Problem description | Every entry that follows should be reproduced exactly.

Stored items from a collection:
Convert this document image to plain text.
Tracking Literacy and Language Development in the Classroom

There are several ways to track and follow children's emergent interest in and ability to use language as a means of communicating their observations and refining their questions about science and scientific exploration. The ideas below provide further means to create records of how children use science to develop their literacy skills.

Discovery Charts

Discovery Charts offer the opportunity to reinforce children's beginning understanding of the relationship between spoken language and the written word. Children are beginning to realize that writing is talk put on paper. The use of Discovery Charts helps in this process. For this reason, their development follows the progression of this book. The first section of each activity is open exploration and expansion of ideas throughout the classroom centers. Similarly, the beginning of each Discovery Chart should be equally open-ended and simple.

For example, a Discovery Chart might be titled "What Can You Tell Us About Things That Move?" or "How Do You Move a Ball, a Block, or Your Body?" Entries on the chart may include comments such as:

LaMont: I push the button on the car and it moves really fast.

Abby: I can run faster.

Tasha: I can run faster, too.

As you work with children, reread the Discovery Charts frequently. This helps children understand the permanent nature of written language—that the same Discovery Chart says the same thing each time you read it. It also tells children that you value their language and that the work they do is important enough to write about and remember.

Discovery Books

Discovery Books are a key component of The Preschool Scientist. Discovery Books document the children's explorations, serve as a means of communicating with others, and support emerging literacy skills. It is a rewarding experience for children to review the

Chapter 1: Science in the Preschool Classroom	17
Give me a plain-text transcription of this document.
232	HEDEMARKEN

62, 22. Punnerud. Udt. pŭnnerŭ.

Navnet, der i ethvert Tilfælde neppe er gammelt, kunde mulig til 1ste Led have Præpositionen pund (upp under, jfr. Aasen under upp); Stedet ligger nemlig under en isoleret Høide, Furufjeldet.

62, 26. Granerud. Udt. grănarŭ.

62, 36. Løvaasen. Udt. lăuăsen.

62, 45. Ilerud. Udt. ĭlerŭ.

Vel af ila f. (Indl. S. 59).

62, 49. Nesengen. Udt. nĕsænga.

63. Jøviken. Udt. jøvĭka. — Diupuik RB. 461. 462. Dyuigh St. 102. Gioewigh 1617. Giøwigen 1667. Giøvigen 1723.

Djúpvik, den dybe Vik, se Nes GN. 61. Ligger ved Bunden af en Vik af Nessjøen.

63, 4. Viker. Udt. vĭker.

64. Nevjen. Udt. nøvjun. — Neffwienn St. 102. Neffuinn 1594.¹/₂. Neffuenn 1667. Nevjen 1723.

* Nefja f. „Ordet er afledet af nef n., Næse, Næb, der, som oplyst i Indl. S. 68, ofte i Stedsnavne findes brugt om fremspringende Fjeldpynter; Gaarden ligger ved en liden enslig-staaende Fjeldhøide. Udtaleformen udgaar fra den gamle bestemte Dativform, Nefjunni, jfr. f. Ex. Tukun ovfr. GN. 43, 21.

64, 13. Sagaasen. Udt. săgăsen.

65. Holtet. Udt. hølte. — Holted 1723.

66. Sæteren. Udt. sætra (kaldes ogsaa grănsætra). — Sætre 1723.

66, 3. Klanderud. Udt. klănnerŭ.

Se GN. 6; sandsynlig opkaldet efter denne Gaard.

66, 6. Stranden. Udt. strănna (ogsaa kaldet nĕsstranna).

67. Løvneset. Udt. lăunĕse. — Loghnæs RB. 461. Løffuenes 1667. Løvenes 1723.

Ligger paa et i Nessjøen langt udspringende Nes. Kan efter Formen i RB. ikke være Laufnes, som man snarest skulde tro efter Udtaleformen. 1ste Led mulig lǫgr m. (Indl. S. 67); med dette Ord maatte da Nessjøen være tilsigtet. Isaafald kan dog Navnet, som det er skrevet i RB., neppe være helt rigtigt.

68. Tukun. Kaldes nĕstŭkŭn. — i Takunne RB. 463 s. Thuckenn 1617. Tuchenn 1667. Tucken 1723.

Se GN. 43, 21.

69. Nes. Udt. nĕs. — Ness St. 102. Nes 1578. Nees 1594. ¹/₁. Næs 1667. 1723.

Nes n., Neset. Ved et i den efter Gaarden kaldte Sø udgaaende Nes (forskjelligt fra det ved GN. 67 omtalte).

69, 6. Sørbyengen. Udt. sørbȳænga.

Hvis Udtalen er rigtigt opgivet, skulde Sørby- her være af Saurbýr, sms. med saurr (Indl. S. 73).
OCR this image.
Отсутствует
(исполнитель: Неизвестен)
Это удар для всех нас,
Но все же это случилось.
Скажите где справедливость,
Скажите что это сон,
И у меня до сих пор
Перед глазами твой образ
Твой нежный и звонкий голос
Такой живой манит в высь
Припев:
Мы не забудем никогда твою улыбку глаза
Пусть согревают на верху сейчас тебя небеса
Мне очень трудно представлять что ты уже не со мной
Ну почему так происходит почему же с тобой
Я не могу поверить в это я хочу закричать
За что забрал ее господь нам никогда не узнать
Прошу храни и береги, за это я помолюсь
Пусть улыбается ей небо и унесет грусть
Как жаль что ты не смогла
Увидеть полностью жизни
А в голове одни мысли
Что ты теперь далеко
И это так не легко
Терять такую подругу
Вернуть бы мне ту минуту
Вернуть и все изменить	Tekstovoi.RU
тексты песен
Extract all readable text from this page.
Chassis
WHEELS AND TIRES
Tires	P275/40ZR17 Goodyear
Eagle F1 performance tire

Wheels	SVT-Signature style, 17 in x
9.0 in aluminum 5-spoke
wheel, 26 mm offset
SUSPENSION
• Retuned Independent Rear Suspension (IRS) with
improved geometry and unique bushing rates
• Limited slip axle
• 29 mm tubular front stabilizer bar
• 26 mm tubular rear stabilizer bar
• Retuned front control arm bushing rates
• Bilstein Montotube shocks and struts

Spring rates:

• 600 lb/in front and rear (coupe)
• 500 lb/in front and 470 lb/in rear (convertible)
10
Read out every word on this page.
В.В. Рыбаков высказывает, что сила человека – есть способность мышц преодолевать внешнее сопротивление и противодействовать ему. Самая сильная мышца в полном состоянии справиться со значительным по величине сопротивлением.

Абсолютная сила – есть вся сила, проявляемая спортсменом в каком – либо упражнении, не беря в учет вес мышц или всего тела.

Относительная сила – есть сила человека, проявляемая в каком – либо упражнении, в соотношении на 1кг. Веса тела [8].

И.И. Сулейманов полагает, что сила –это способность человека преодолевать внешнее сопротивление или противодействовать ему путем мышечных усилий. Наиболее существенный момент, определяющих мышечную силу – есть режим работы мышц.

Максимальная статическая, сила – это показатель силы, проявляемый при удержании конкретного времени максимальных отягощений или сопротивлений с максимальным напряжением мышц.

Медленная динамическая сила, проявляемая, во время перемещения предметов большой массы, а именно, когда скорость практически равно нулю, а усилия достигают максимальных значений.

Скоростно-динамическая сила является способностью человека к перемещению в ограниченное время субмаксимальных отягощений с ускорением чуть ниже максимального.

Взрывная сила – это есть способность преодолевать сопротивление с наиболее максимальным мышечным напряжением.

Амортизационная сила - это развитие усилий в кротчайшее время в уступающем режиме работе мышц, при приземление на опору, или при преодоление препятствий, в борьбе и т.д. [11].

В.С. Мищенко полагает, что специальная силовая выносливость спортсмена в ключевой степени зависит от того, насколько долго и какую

Exercise solution |
Convert this document image to plain text.
Tracking Literacy and Language Development in the Classroom

There are several ways to track and follow children's emergent interest in and ability to use language as a means of communicating their observations and refining their questions about science and scientific exploration. The ideas below provide further means to create records of how children use science to develop their literacy skills.

Discovery Charts

Discovery Charts offer the opportunity to reinforce children's beginning understanding of the relationship between spoken language and the written word. Children are beginning to realize that writing is talk put on paper. The use of Discovery Charts helps in this process. For this reason, their development follows the progression of this book. The first section of each activity is open exploration and expansion of ideas throughout the classroom centers. Similarly, the beginning of each Discovery Chart should be equally open-ended and simple.

For example, a Discovery Chart might be titled "What Can You Tell Us About Things That Move?" or "How Do You Move a Ball, a Block, or Your Body?" Entries on the chart may include comments such as:

LaMont: I push the button on the car and it moves really fast.

Abby: I can run faster.

Tasha: I can run faster, too.

As you work with children, reread the Discovery Charts frequently. This helps children understand the permanent nature of written language—that the same Discovery Chart says the same thing each time you read it. It also tells children that you value their language and that the work they do is important enough to write about and remember.

Discovery Books

Discovery Books are a key component of The Preschool Scientist. Discovery Books document the children's explorations, serve as a means of communicating with others, and support emerging literacy skills. It is a rewarding experience for children to review the

Chapter 1: Science in the Preschool Classroom	17
Give me a plain-text transcription of this document.
232	HEDEMARKEN

62, 22. Punnerud. Udt. pŭnnerŭ.

Navnet, der i ethvert Tilfælde neppe er gammelt, kunde mulig til 1ste Led have Præpositionen pund (upp under, jfr. Aasen under upp); Stedet ligger nemlig under en isoleret Høide, Furufjeldet.

62, 26. Granerud. Udt. grănarŭ.

62, 36. Løvaasen. Udt. lăuăsen.

62, 45. Ilerud. Udt. ĭlerŭ.

Vel af ila f. (Indl. S. 59).

62, 49. Nesengen. Udt. nĕsænga.

63. Jøviken. Udt. jøvĭka. — Diupuik RB. 461. 462. Dyuigh St. 102. Gioewigh 1617. Giøwigen 1667. Giøvigen 1723.

Djúpvik, den dybe Vik, se Nes GN. 61. Ligger ved Bunden af en Vik af Nessjøen.

63, 4. Viker. Udt. vĭker.

64. Nevjen. Udt. nøvjun. — Neffwienn St. 102. Neffuinn 1594.¹/₂. Neffuenn 1667. Nevjen 1723.

* Nefja f. „Ordet er afledet af nef n., Næse, Næb, der, som oplyst i Indl. S. 68, ofte i Stedsnavne findes brugt om fremspringende Fjeldpynter; Gaarden ligger ved en liden enslig-staaende Fjeldhøide. Udtaleformen udgaar fra den gamle bestemte Dativform, Nefjunni, jfr. f. Ex. Tukun ovfr. GN. 43, 21.

64, 13. Sagaasen. Udt. săgăsen.

65. Holtet. Udt. hølte. — Holted 1723.

66. Sæteren. Udt. sætra (kaldes ogsaa grănsætra). — Sætre 1723.

66, 3. Klanderud. Udt. klănnerŭ.

Se GN. 6; sandsynlig opkaldet efter denne Gaard.

66, 6. Stranden. Udt. strănna (ogsaa kaldet nĕsstranna).

67. Løvneset. Udt. lăunĕse. — Loghnæs RB. 461. Løffuenes 1667. Løvenes 1723.

Ligger paa et i Nessjøen langt udspringende Nes. Kan efter Formen i RB. ikke være Laufnes, som man snarest skulde tro efter Udtaleformen. 1ste Led mulig lǫgr m. (Indl. S. 67); med dette Ord maatte da Nessjøen være tilsigtet. Isaafald kan dog Navnet, som det er skrevet i RB., neppe være helt rigtigt.

68. Tukun. Kaldes nĕstŭkŭn. — i Takunne RB. 463 s. Thuckenn 1617. Tuchenn 1667. Tucken 1723.

Se GN. 43, 21.

69. Nes. Udt. nĕs. — Ness St. 102. Nes 1578. Nees 1594. ¹/₁. Næs 1667. 1723.

Nes n., Neset. Ved et i den efter Gaarden kaldte Sø udgaaende Nes (forskjelligt fra det ved GN. 67 omtalte).

69, 6. Sørbyengen. Udt. sørbȳænga.

Hvis Udtalen er rigtigt opgivet, skulde Sørby- her være af Saurbýr, sms. med saurr (Indl. S. 73).
OCR this image.
Отсутствует
(исполнитель: Неизвестен)
Это удар для всех нас,
Но все же это случилось.
Скажите где справедливость,
Скажите что это сон,
И у меня до сих пор
Перед глазами твой образ
Твой нежный и звонкий голос
Такой живой манит в высь
Припев:
Мы не забудем никогда твою улыбку глаза
Пусть согревают на верху сейчас тебя небеса
Мне очень трудно представлять что ты уже не со мной
Ну почему так происходит почему же с тобой
Я не могу поверить в это я хочу закричать
За что забрал ее господь нам никогда не узнать
Прошу храни и береги, за это я помолюсь
Пусть улыбается ей небо и унесет грусть
Как жаль что ты не смогла
Увидеть полностью жизни
А в голове одни мысли
Что ты теперь далеко
И это так не легко
Терять такую подругу
Вернуть бы мне ту минуту
Вернуть и все изменить	Tekstovoi.RU
тексты песен
Extract all readable text from this page.
Chassis
WHEELS AND TIRES
Tires	P275/40ZR17 Goodyear
Eagle F1 performance tire

Wheels	SVT-Signature style, 17 in x
9.0 in aluminum 5-spoke
wheel, 26 mm offset
SUSPENSION
• Retuned Independent Rear Suspension (IRS) with
improved geometry and unique bushing rates
• Limited slip axle
• 29 mm tubular front stabilizer bar
• 26 mm tubular rear stabilizer bar
• Retuned front control arm bushing rates
• Bilstein Montotube shocks and struts

Spring rates:

• 600 lb/in front and rear (coupe)
• 500 lb/in front and 470 lb/in rear (convertible)
10
Read out every word on this page.
В.В. Рыбаков высказывает, что сила человека – есть способность мышц преодолевать внешнее сопротивление и противодействовать ему. Самая сильная мышца в полном состоянии справиться со значительным по величине сопротивлением.

Абсолютная сила – есть вся сила, проявляемая спортсменом в каком – либо упражнении, не беря в учет вес мышц или всего тела.

Относительная сила – есть сила человека, проявляемая в каком – либо упражнении, в соотношении на 1кг. Веса тела [8].

И.И. Сулейманов полагает, что сила –это способность человека преодолевать внешнее сопротивление или противодействовать ему путем мышечных усилий. Наиболее существенный момент, определяющих мышечную силу – есть режим работы мышц.

Максимальная статическая, сила – это показатель силы, проявляемый при удержании конкретного времени максимальных отягощений или сопротивлений с максимальным напряжением мышц.

Медленная динамическая сила, проявляемая, во время перемещения предметов большой массы, а именно, когда скорость практически равно нулю, а усилия достигают максимальных значений.

Скоростно-динамическая сила является способностью человека к перемещению в ограниченное время субмаксимальных отягощений с ускорением чуть ниже максимального.

Взрывная сила – это есть способность преодолевать сопротивление с наиболее максимальным мышечным напряжением.

Амортизационная сила - это развитие усилий в кротчайшее время в уступающем режиме работе мышц, при приземление на опору, или при преодоление препятствий, в борьбе и т.д. [11].

В.С. Мищенко полагает, что специальная силовая выносливость спортсмена в ключевой степени зависит от того, насколько долго и какую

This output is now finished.